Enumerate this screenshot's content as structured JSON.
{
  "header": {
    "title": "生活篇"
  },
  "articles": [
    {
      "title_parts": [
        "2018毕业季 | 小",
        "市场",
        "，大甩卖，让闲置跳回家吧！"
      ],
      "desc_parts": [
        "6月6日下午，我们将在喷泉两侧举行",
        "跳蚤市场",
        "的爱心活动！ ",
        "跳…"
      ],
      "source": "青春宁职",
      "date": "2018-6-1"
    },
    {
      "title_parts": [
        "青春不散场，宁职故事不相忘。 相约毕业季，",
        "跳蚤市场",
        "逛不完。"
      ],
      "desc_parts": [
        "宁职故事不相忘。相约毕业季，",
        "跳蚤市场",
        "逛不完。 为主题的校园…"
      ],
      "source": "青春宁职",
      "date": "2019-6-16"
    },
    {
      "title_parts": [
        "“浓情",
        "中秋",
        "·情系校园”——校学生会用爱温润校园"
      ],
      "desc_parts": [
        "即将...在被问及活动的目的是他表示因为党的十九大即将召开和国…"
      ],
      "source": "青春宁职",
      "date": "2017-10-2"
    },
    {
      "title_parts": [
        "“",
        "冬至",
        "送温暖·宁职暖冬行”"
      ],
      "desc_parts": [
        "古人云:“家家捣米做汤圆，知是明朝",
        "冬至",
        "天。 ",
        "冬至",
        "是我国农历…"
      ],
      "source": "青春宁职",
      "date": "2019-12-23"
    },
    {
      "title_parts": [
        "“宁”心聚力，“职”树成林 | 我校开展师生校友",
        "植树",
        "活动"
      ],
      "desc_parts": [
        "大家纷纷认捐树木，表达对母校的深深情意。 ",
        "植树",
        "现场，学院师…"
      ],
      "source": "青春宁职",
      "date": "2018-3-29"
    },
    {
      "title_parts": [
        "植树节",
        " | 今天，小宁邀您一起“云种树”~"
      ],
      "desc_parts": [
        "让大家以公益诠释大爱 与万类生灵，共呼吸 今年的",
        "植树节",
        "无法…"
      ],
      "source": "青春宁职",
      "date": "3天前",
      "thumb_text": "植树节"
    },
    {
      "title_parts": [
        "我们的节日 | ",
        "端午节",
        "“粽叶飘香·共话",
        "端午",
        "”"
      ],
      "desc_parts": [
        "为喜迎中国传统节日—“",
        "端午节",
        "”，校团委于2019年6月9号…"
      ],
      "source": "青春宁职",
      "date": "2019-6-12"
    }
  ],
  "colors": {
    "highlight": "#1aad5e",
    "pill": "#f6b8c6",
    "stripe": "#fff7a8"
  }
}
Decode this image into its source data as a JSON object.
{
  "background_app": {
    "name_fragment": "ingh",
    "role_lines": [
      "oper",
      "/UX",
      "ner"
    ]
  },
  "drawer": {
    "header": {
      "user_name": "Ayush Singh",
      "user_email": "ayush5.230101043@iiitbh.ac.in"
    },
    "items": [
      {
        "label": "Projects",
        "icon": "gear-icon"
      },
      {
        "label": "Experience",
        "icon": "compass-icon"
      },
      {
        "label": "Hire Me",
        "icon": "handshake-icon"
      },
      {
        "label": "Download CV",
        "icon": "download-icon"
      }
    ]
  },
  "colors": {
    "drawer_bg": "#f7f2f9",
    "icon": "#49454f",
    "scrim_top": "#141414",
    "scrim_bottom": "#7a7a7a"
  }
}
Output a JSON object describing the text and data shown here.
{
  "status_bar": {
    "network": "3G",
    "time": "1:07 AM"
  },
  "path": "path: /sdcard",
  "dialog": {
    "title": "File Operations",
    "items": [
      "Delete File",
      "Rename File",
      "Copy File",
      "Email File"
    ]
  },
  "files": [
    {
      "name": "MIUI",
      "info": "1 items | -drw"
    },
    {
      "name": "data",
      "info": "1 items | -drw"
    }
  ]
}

#### [Problem]
Each line from the one containing "Decode this image" to the final line of the entries above must be returned exactly, and no other line may appear.

#### [Problem solution]
Decode this image into its source data as a JSON object.
{
  "background_app": {
    "name_fragment": "ingh",
    "role_lines": [
      "oper",
      "/UX",
      "ner"
    ]
  },
  "drawer": {
    "header": {
      "user_name": "Ayush Singh",
      "user_email": "ayush5.230101043@iiitbh.ac.in"
    },
    "items": [
      {
        "label": "Projects",
        "icon": "gear-icon"
      },
      {
        "label": "Experience",
        "icon": "compass-icon"
      },
      {
        "label": "Hire Me",
        "icon": "handshake-icon"
      },
      {
        "label": "Download CV",
        "icon": "download-icon"
      }
    ]
  },
  "colors": {
    "drawer_bg": "#f7f2f9",
    "icon": "#49454f",
    "scrim_top": "#141414",
    "scrim_bottom": "#7a7a7a"
  }
}
Output a JSON object describing the text and data shown here.
{
  "status_bar": {
    "network": "3G",
    "time": "1:07 AM"
  },
  "path": "path: /sdcard",
  "dialog": {
    "title": "File Operations",
    "items": [
      "Delete File",
      "Rename File",
      "Copy File",
      "Email File"
    ]
  },
  "files": [
    {
      "name": "MIUI",
      "info": "1 items | -drw"
    },
    {
      "name": "data",
      "info": "1 items | -drw"
    }
  ]
}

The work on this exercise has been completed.